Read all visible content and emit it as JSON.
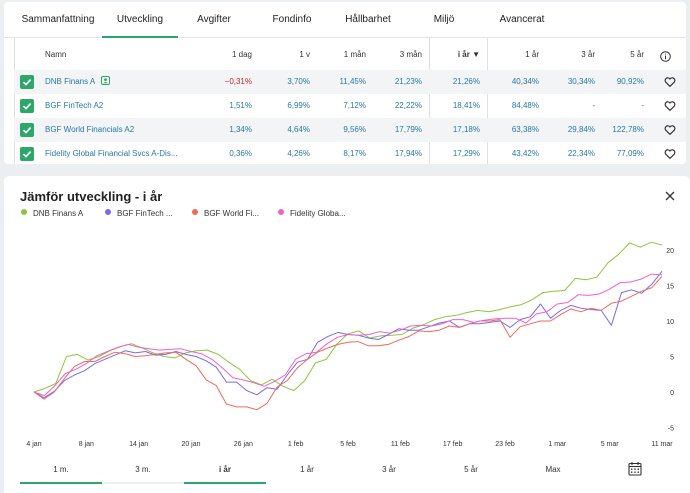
{
  "tabs": [
    {
      "label": "Sammanfattning"
    },
    {
      "label": "Utveckling",
      "active": true
    },
    {
      "label": "Avgifter"
    },
    {
      "label": "Fondinfo"
    },
    {
      "label": "Hållbarhet"
    },
    {
      "label": "Miljö"
    },
    {
      "label": "Avancerat"
    }
  ],
  "table": {
    "columns": [
      "Namn",
      "1 dag",
      "1 v",
      "1 mån",
      "3 mån",
      "i år ▼",
      "1 år",
      "3 år",
      "5 år"
    ],
    "rows": [
      {
        "name": "DNB Finans A",
        "values": [
          "−0,31%",
          "3,70%",
          "11,45%",
          "21,23%",
          "21,26%",
          "40,34%",
          "30,34%",
          "90,92%"
        ]
      },
      {
        "name": "BGF FinTech A2",
        "values": [
          "1,51%",
          "6,99%",
          "7,12%",
          "22,22%",
          "18,41%",
          "84,48%",
          "-",
          "-"
        ]
      },
      {
        "name": "BGF World Financials A2",
        "values": [
          "1,34%",
          "4,64%",
          "9,56%",
          "17,79%",
          "17,18%",
          "63,38%",
          "29,84%",
          "122,78%"
        ]
      },
      {
        "name": "Fidelity Global Financial Svcs A-Dis...",
        "values": [
          "0,36%",
          "4,26%",
          "8,17%",
          "17,94%",
          "17,29%",
          "43,42%",
          "22,34%",
          "77,09%"
        ]
      }
    ]
  },
  "chart_section": {
    "title": "Jämför utveckling - i år",
    "periods": [
      "1 m.",
      "3 m.",
      "i år",
      "1 år",
      "3 år",
      "5 år",
      "Max"
    ],
    "active_period": "i år"
  },
  "colors": {
    "accent": "#2ea86a",
    "negative": "#d21d2e",
    "link": "#2878a8"
  },
  "chart_data": {
    "type": "line",
    "x_ticks": [
      "4 jan",
      "8 jan",
      "14 jan",
      "20 jan",
      "26 jan",
      "1 feb",
      "5 feb",
      "11 feb",
      "17 feb",
      "23 feb",
      "1 mar",
      "5 mar",
      "11 mar"
    ],
    "y_ticks": [
      20,
      15,
      10,
      5,
      0,
      -5
    ],
    "ylim": [
      -5,
      22
    ],
    "grid": false,
    "legend_position": "top-left",
    "series": [
      {
        "name": "DNB Finans A",
        "legend_label": "DNB Finans A",
        "color": "#8bc53f",
        "values": [
          0,
          0.5,
          1.2,
          5,
          5.3,
          4.5,
          5,
          5.8,
          6.4,
          6.8,
          6.2,
          5.5,
          5,
          4.8,
          5.5,
          5.8,
          5.9,
          5.3,
          4.2,
          3.2,
          1.6,
          1,
          1.8,
          0.8,
          0.2,
          1.6,
          4.1,
          4.6,
          6.8,
          8.2,
          8.6,
          7.6,
          7.9,
          8,
          8.1,
          9,
          9.5,
          10.2,
          10.6,
          10.8,
          11.2,
          11.5,
          11.3,
          11.6,
          12,
          12.3,
          13,
          14,
          14.2,
          14.3,
          16,
          15.8,
          16.2,
          18.2,
          19.4,
          21,
          20.4,
          21.1,
          20.7
        ]
      },
      {
        "name": "BGF FinTech A2",
        "legend_label": "BGF FinTech ...",
        "color": "#7b68ee",
        "values": [
          0,
          -0.8,
          0.1,
          1.6,
          2.4,
          3,
          4,
          4.6,
          5.2,
          5.8,
          5.5,
          5.7,
          5.2,
          5.3,
          5.7,
          5.3,
          5,
          4.4,
          3.5,
          1.4,
          1.4,
          0.2,
          -0.4,
          0.6,
          0.4,
          2.4,
          4.2,
          4.6,
          7,
          7.8,
          8.4,
          8.1,
          8,
          7.6,
          7.4,
          8.1,
          8.9,
          8.7,
          8.7,
          9.2,
          9.7,
          10,
          9.1,
          9.6,
          9.6,
          9.8,
          10,
          9.1,
          10.2,
          10.6,
          12.4,
          10.4,
          11.5,
          12.2,
          11.8,
          11.6,
          11.5,
          9.4,
          14,
          14.4,
          13.9,
          15.2,
          17
        ]
      },
      {
        "name": "BGF World Financials A2",
        "legend_label": "BGF World Fi...",
        "color": "#ef6a5a",
        "values": [
          0,
          -1,
          0,
          1.9,
          3.6,
          4.3,
          4.3,
          5,
          5.6,
          5.4,
          5,
          5.1,
          5.3,
          5.5,
          5.6,
          4.6,
          3.7,
          1.7,
          0.9,
          -1.7,
          -2.1,
          -2.1,
          -2.5,
          -1.6,
          0.7,
          1.6,
          3.4,
          4.6,
          5.6,
          6.2,
          6.7,
          7,
          7.1,
          6.5,
          6.5,
          6.7,
          7.3,
          7.8,
          8.6,
          8.5,
          8.7,
          9.3,
          9.1,
          9.6,
          10,
          10,
          10.2,
          7.7,
          9.2,
          9.6,
          10,
          10,
          10.9,
          11.7,
          11.3,
          11.8,
          11.5,
          12.5,
          12.8,
          13.5,
          14.2,
          14.7,
          16.3
        ]
      },
      {
        "name": "Fidelity Global Financial Svcs A-Dis...",
        "legend_label": "Fidelity Globa...",
        "color": "#f261c7",
        "values": [
          0,
          -0.5,
          0.9,
          2.6,
          3.2,
          4,
          5.1,
          5.7,
          6.3,
          6.7,
          6.3,
          6.1,
          5.9,
          6,
          6.1,
          5.7,
          5.4,
          4.6,
          3.4,
          2,
          1.7,
          1.3,
          0.8,
          1.5,
          2.4,
          4.6,
          5.4,
          5.6,
          6.8,
          7.7,
          8.1,
          8,
          8.1,
          8.5,
          8.3,
          8.7,
          9.3,
          9.4,
          9.3,
          9.6,
          10.2,
          10.2,
          9.8,
          10.1,
          10.3,
          10.4,
          10.4,
          9.7,
          11,
          11.3,
          12.4,
          12.6,
          13.7,
          13.6,
          13.8,
          14.5,
          15.4,
          15.5,
          15.9,
          16.6,
          16.5
        ]
      }
    ]
  }
}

....................

Every entry should be returned exactly as written, minus the pictures.

Read all visible content and emit it as JSON.
{
  "tabs": [
    {
      "label": "Sammanfattning"
    },
    {
      "label": "Utveckling",
      "active": true
    },
    {
      "label": "Avgifter"
    },
    {
      "label": "Fondinfo"
    },
    {
      "label": "Hållbarhet"
    },
    {
      "label": "Miljö"
    },
    {
      "label": "Avancerat"
    }
  ],
  "table": {
    "columns": [
      "Namn",
      "1 dag",
      "1 v",
      "1 mån",
      "3 mån",
      "i år ▼",
      "1 år",
      "3 år",
      "5 år"
    ],
    "rows": [
      {
        "name": "DNB Finans A",
        "values": [
          "−0,31%",
          "3,70%",
          "11,45%",
          "21,23%",
          "21,26%",
          "40,34%",
          "30,34%",
          "90,92%"
        ]
      },
      {
        "name": "BGF FinTech A2",
        "values": [
          "1,51%",
          "6,99%",
          "7,12%",
          "22,22%",
          "18,41%",
          "84,48%",
          "-",
          "-"
        ]
      },
      {
        "name": "BGF World Financials A2",
        "values": [
          "1,34%",
          "4,64%",
          "9,56%",
          "17,79%",
          "17,18%",
          "63,38%",
          "29,84%",
          "122,78%"
        ]
      },
      {
        "name": "Fidelity Global Financial Svcs A-Dis...",
        "values": [
          "0,36%",
          "4,26%",
          "8,17%",
          "17,94%",
          "17,29%",
          "43,42%",
          "22,34%",
          "77,09%"
        ]
      }
    ]
  },
  "chart_section": {
    "title": "Jämför utveckling - i år",
    "periods": [
      "1 m.",
      "3 m.",
      "i år",
      "1 år",
      "3 år",
      "5 år",
      "Max"
    ],
    "active_period": "i år"
  },
  "colors": {
    "accent": "#2ea86a",
    "negative": "#d21d2e",
    "link": "#2878a8"
  },
  "chart_data": {
    "type": "line",
    "x_ticks": [
      "4 jan",
      "8 jan",
      "14 jan",
      "20 jan",
      "26 jan",
      "1 feb",
      "5 feb",
      "11 feb",
      "17 feb",
      "23 feb",
      "1 mar",
      "5 mar",
      "11 mar"
    ],
    "y_ticks": [
      20,
      15,
      10,
      5,
      0,
      -5
    ],
    "ylim": [
      -5,
      22
    ],
    "grid": false,
    "legend_position": "top-left",
    "series": [
      {
        "name": "DNB Finans A",
        "legend_label": "DNB Finans A",
        "color": "#8bc53f",
        "values": [
          0,
          0.5,
          1.2,
          5,
          5.3,
          4.5,
          5,
          5.8,
          6.4,
          6.8,
          6.2,
          5.5,
          5,
          4.8,
          5.5,
          5.8,
          5.9,
          5.3,
          4.2,
          3.2,
          1.6,
          1,
          1.8,
          0.8,
          0.2,
          1.6,
          4.1,
          4.6,
          6.8,
          8.2,
          8.6,
          7.6,
          7.9,
          8,
          8.1,
          9,
          9.5,
          10.2,
          10.6,
          10.8,
          11.2,
          11.5,
          11.3,
          11.6,
          12,
          12.3,
          13,
          14,
          14.2,
          14.3,
          16,
          15.8,
          16.2,
          18.2,
          19.4,
          21,
          20.4,
          21.1,
          20.7
        ]
      },
      {
        "name": "BGF FinTech A2",
        "legend_label": "BGF FinTech ...",
        "color": "#7b68ee",
        "values": [
          0,
          -0.8,
          0.1,
          1.6,
          2.4,
          3,
          4,
          4.6,
          5.2,
          5.8,
          5.5,
          5.7,
          5.2,
          5.3,
          5.7,
          5.3,
          5,
          4.4,
          3.5,
          1.4,
          1.4,
          0.2,
          -0.4,
          0.6,
          0.4,
          2.4,
          4.2,
          4.6,
          7,
          7.8,
          8.4,
          8.1,
          8,
          7.6,
          7.4,
          8.1,
          8.9,
          8.7,
          8.7,
          9.2,
          9.7,
          10,
          9.1,
          9.6,
          9.6,
          9.8,
          10,
          9.1,
          10.2,
          10.6,
          12.4,
          10.4,
          11.5,
          12.2,
          11.8,
          11.6,
          11.5,
          9.4,
          14,
          14.4,
          13.9,
          15.2,
          17
        ]
      },
      {
        "name": "BGF World Financials A2",
        "legend_label": "BGF World Fi...",
        "color": "#ef6a5a",
        "values": [
          0,
          -1,
          0,
          1.9,
          3.6,
          4.3,
          4.3,
          5,
          5.6,
          5.4,
          5,
          5.1,
          5.3,
          5.5,
          5.6,
          4.6,
          3.7,
          1.7,
          0.9,
          -1.7,
          -2.1,
          -2.1,
          -2.5,
          -1.6,
          0.7,
          1.6,
          3.4,
          4.6,
          5.6,
          6.2,
          6.7,
          7,
          7.1,
          6.5,
          6.5,
          6.7,
          7.3,
          7.8,
          8.6,
          8.5,
          8.7,
          9.3,
          9.1,
          9.6,
          10,
          10,
          10.2,
          7.7,
          9.2,
          9.6,
          10,
          10,
          10.9,
          11.7,
          11.3,
          11.8,
          11.5,
          12.5,
          12.8,
          13.5,
          14.2,
          14.7,
          16.3
        ]
      },
      {
        "name": "Fidelity Global Financial Svcs A-Dis...",
        "legend_label": "Fidelity Globa...",
        "color": "#f261c7",
        "values": [
          0,
          -0.5,
          0.9,
          2.6,
          3.2,
          4,
          5.1,
          5.7,
          6.3,
          6.7,
          6.3,
          6.1,
          5.9,
          6,
          6.1,
          5.7,
          5.4,
          4.6,
          3.4,
          2,
          1.7,
          1.3,
          0.8,
          1.5,
          2.4,
          4.6,
          5.4,
          5.6,
          6.8,
          7.7,
          8.1,
          8,
          8.1,
          8.5,
          8.3,
          8.7,
          9.3,
          9.4,
          9.3,
          9.6,
          10.2,
          10.2,
          9.8,
          10.1,
          10.3,
          10.4,
          10.4,
          9.7,
          11,
          11.3,
          12.4,
          12.6,
          13.7,
          13.6,
          13.8,
          14.5,
          15.4,
          15.5,
          15.9,
          16.6,
          16.5
        ]
      }
    ]
  }
}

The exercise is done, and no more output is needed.